Start of Dataset excerpts

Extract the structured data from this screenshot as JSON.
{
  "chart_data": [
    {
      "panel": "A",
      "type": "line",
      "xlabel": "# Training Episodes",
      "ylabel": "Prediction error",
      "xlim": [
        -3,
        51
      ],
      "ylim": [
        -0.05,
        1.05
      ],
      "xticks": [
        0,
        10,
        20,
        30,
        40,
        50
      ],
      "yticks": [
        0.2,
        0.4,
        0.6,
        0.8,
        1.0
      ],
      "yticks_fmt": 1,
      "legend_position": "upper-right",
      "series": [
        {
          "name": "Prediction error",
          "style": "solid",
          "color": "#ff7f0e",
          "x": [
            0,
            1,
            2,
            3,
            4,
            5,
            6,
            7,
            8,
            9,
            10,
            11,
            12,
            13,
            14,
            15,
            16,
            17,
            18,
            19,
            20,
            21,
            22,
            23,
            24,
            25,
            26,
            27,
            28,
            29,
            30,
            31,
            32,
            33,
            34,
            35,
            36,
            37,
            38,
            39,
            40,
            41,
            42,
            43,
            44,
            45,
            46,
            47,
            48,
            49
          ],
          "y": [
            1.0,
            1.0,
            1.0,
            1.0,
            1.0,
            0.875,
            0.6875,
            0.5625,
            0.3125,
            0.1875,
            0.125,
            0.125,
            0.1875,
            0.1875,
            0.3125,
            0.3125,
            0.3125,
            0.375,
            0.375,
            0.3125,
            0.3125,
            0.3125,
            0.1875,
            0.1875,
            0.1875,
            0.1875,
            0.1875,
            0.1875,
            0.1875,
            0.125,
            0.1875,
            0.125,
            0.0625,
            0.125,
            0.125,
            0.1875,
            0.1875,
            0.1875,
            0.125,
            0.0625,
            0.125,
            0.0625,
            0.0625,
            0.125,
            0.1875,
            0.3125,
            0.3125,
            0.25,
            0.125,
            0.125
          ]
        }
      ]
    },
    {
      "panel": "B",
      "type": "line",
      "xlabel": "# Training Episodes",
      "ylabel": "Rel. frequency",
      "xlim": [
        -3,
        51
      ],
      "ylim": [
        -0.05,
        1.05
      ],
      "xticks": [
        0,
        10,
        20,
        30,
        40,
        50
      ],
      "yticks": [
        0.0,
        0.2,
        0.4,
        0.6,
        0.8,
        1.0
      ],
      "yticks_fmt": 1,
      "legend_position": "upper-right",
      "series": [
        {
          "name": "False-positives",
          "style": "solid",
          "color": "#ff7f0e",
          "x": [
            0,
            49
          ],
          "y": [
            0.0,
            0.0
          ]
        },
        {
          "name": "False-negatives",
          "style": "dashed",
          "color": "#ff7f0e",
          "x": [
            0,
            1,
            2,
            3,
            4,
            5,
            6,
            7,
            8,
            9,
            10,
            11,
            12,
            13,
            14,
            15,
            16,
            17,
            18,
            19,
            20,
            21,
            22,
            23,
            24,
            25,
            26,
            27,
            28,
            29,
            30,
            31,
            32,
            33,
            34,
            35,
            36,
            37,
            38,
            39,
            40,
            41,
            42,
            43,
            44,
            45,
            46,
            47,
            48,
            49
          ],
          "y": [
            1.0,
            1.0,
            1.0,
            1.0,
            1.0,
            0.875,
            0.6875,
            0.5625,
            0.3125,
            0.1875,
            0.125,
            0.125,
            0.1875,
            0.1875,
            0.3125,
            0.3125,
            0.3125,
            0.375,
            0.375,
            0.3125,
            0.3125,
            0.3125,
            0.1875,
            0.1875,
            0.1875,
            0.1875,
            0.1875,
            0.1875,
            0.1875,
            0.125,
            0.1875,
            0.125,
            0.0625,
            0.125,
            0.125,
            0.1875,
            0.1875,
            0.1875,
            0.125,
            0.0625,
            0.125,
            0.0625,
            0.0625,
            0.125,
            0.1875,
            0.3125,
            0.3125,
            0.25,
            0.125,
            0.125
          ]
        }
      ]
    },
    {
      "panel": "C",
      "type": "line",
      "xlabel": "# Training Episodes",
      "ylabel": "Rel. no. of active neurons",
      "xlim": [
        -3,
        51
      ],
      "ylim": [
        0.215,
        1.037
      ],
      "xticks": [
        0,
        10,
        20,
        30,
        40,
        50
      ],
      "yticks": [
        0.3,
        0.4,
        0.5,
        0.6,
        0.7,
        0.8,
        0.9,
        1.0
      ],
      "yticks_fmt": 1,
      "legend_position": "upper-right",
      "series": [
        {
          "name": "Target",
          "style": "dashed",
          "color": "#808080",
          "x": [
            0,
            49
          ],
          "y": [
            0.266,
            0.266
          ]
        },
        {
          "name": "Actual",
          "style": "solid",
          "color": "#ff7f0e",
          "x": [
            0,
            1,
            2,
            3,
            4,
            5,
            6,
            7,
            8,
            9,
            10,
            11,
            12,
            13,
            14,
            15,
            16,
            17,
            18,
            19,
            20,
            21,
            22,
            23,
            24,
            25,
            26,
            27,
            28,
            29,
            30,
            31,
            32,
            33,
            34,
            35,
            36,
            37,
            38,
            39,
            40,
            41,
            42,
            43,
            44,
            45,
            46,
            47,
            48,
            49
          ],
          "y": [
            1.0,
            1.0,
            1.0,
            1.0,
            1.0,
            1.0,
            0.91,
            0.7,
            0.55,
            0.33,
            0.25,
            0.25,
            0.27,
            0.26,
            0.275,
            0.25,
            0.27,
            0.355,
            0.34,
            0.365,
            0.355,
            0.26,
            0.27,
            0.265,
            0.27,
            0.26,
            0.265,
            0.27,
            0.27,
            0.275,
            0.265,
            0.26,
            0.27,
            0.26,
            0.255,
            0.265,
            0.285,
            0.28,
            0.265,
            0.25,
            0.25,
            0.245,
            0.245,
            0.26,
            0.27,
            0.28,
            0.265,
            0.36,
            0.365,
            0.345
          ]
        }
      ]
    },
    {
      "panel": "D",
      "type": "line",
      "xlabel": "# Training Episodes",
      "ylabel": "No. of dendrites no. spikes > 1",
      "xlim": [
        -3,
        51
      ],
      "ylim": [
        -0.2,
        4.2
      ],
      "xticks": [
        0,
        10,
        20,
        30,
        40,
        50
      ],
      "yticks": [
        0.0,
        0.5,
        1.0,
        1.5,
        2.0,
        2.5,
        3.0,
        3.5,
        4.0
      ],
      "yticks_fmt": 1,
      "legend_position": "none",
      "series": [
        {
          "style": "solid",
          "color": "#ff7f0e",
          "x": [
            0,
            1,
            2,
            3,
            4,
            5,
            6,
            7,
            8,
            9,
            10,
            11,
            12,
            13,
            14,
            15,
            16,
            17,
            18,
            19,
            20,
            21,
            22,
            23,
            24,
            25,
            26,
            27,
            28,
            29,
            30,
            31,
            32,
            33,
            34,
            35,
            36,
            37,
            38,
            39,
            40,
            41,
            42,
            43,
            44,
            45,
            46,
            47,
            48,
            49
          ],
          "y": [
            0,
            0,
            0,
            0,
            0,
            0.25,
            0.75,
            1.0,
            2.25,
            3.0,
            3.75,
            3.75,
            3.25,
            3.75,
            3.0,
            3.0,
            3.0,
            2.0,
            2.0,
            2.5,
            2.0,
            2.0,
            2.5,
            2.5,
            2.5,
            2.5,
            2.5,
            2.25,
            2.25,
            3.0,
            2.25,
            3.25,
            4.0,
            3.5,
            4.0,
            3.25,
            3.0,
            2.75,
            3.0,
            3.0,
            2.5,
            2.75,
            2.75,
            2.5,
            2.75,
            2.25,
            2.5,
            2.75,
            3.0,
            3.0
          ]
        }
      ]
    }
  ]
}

End of Dataset excerpts

Task details –
Each record should come back exactly as written.

Solved exercise –
Extract the structured data from this screenshot as JSON.
{
  "chart_data": [
    {
      "panel": "A",
      "type": "line",
      "xlabel": "# Training Episodes",
      "ylabel": "Prediction error",
      "xlim": [
        -3,
        51
      ],
      "ylim": [
        -0.05,
        1.05
      ],
      "xticks": [
        0,
        10,
        20,
        30,
        40,
        50
      ],
      "yticks": [
        0.2,
        0.4,
        0.6,
        0.8,
        1.0
      ],
      "yticks_fmt": 1,
      "legend_position": "upper-right",
      "series": [
        {
          "name": "Prediction error",
          "style": "solid",
          "color": "#ff7f0e",
          "x": [
            0,
            1,
            2,
            3,
            4,
            5,
            6,
            7,
            8,
            9,
            10,
            11,
            12,
            13,
            14,
            15,
            16,
            17,
            18,
            19,
            20,
            21,
            22,
            23,
            24,
            25,
            26,
            27,
            28,
            29,
            30,
            31,
            32,
            33,
            34,
            35,
            36,
            37,
            38,
            39,
            40,
            41,
            42,
            43,
            44,
            45,
            46,
            47,
            48,
            49
          ],
          "y": [
            1.0,
            1.0,
            1.0,
            1.0,
            1.0,
            0.875,
            0.6875,
            0.5625,
            0.3125,
            0.1875,
            0.125,
            0.125,
            0.1875,
            0.1875,
            0.3125,
            0.3125,
            0.3125,
            0.375,
            0.375,
            0.3125,
            0.3125,
            0.3125,
            0.1875,
            0.1875,
            0.1875,
            0.1875,
            0.1875,
            0.1875,
            0.1875,
            0.125,
            0.1875,
            0.125,
            0.0625,
            0.125,
            0.125,
            0.1875,
            0.1875,
            0.1875,
            0.125,
            0.0625,
            0.125,
            0.0625,
            0.0625,
            0.125,
            0.1875,
            0.3125,
            0.3125,
            0.25,
            0.125,
            0.125
          ]
        }
      ]
    },
    {
      "panel": "B",
      "type": "line",
      "xlabel": "# Training Episodes",
      "ylabel": "Rel. frequency",
      "xlim": [
        -3,
        51
      ],
      "ylim": [
        -0.05,
        1.05
      ],
      "xticks": [
        0,
        10,
        20,
        30,
        40,
        50
      ],
      "yticks": [
        0.0,
        0.2,
        0.4,
        0.6,
        0.8,
        1.0
      ],
      "yticks_fmt": 1,
      "legend_position": "upper-right",
      "series": [
        {
          "name": "False-positives",
          "style": "solid",
          "color": "#ff7f0e",
          "x": [
            0,
            49
          ],
          "y": [
            0.0,
            0.0
          ]
        },
        {
          "name": "False-negatives",
          "style": "dashed",
          "color": "#ff7f0e",
          "x": [
            0,
            1,
            2,
            3,
            4,
            5,
            6,
            7,
            8,
            9,
            10,
            11,
            12,
            13,
            14,
            15,
            16,
            17,
            18,
            19,
            20,
            21,
            22,
            23,
            24,
            25,
            26,
            27,
            28,
            29,
            30,
            31,
            32,
            33,
            34,
            35,
            36,
            37,
            38,
            39,
            40,
            41,
            42,
            43,
            44,
            45,
            46,
            47,
            48,
            49
          ],
          "y": [
            1.0,
            1.0,
            1.0,
            1.0,
            1.0,
            0.875,
            0.6875,
            0.5625,
            0.3125,
            0.1875,
            0.125,
            0.125,
            0.1875,
            0.1875,
            0.3125,
            0.3125,
            0.3125,
            0.375,
            0.375,
            0.3125,
            0.3125,
            0.3125,
            0.1875,
            0.1875,
            0.1875,
            0.1875,
            0.1875,
            0.1875,
            0.1875,
            0.125,
            0.1875,
            0.125,
            0.0625,
            0.125,
            0.125,
            0.1875,
            0.1875,
            0.1875,
            0.125,
            0.0625,
            0.125,
            0.0625,
            0.0625,
            0.125,
            0.1875,
            0.3125,
            0.3125,
            0.25,
            0.125,
            0.125
          ]
        }
      ]
    },
    {
      "panel": "C",
      "type": "line",
      "xlabel": "# Training Episodes",
      "ylabel": "Rel. no. of active neurons",
      "xlim": [
        -3,
        51
      ],
      "ylim": [
        0.215,
        1.037
      ],
      "xticks": [
        0,
        10,
        20,
        30,
        40,
        50
      ],
      "yticks": [
        0.3,
        0.4,
        0.5,
        0.6,
        0.7,
        0.8,
        0.9,
        1.0
      ],
      "yticks_fmt": 1,
      "legend_position": "upper-right",
      "series": [
        {
          "name": "Target",
          "style": "dashed",
          "color": "#808080",
          "x": [
            0,
            49
          ],
          "y": [
            0.266,
            0.266
          ]
        },
        {
          "name": "Actual",
          "style": "solid",
          "color": "#ff7f0e",
          "x": [
            0,
            1,
            2,
            3,
            4,
            5,
            6,
            7,
            8,
            9,
            10,
            11,
            12,
            13,
            14,
            15,
            16,
            17,
            18,
            19,
            20,
            21,
            22,
            23,
            24,
            25,
            26,
            27,
            28,
            29,
            30,
            31,
            32,
            33,
            34,
            35,
            36,
            37,
            38,
            39,
            40,
            41,
            42,
            43,
            44,
            45,
            46,
            47,
            48,
            49
          ],
          "y": [
            1.0,
            1.0,
            1.0,
            1.0,
            1.0,
            1.0,
            0.91,
            0.7,
            0.55,
            0.33,
            0.25,
            0.25,
            0.27,
            0.26,
            0.275,
            0.25,
            0.27,
            0.355,
            0.34,
            0.365,
            0.355,
            0.26,
            0.27,
            0.265,
            0.27,
            0.26,
            0.265,
            0.27,
            0.27,
            0.275,
            0.265,
            0.26,
            0.27,
            0.26,
            0.255,
            0.265,
            0.285,
            0.28,
            0.265,
            0.25,
            0.25,
            0.245,
            0.245,
            0.26,
            0.27,
            0.28,
            0.265,
            0.36,
            0.365,
            0.345
          ]
        }
      ]
    },
    {
      "panel": "D",
      "type": "line",
      "xlabel": "# Training Episodes",
      "ylabel": "No. of dendrites no. spikes > 1",
      "xlim": [
        -3,
        51
      ],
      "ylim": [
        -0.2,
        4.2
      ],
      "xticks": [
        0,
        10,
        20,
        30,
        40,
        50
      ],
      "yticks": [
        0.0,
        0.5,
        1.0,
        1.5,
        2.0,
        2.5,
        3.0,
        3.5,
        4.0
      ],
      "yticks_fmt": 1,
      "legend_position": "none",
      "series": [
        {
          "style": "solid",
          "color": "#ff7f0e",
          "x": [
            0,
            1,
            2,
            3,
            4,
            5,
            6,
            7,
            8,
            9,
            10,
            11,
            12,
            13,
            14,
            15,
            16,
            17,
            18,
            19,
            20,
            21,
            22,
            23,
            24,
            25,
            26,
            27,
            28,
            29,
            30,
            31,
            32,
            33,
            34,
            35,
            36,
            37,
            38,
            39,
            40,
            41,
            42,
            43,
            44,
            45,
            46,
            47,
            48,
            49
          ],
          "y": [
            0,
            0,
            0,
            0,
            0,
            0.25,
            0.75,
            1.0,
            2.25,
            3.0,
            3.75,
            3.75,
            3.25,
            3.75,
            3.0,
            3.0,
            3.0,
            2.0,
            2.0,
            2.5,
            2.0,
            2.0,
            2.5,
            2.5,
            2.5,
            2.5,
            2.5,
            2.25,
            2.25,
            3.0,
            2.25,
            3.25,
            4.0,
            3.5,
            4.0,
            3.25,
            3.0,
            2.75,
            3.0,
            3.0,
            2.5,
            2.75,
            2.75,
            2.5,
            2.75,
            2.25,
            2.5,
            2.75,
            3.0,
            3.0
          ]
        }
      ]
    }
  ]
}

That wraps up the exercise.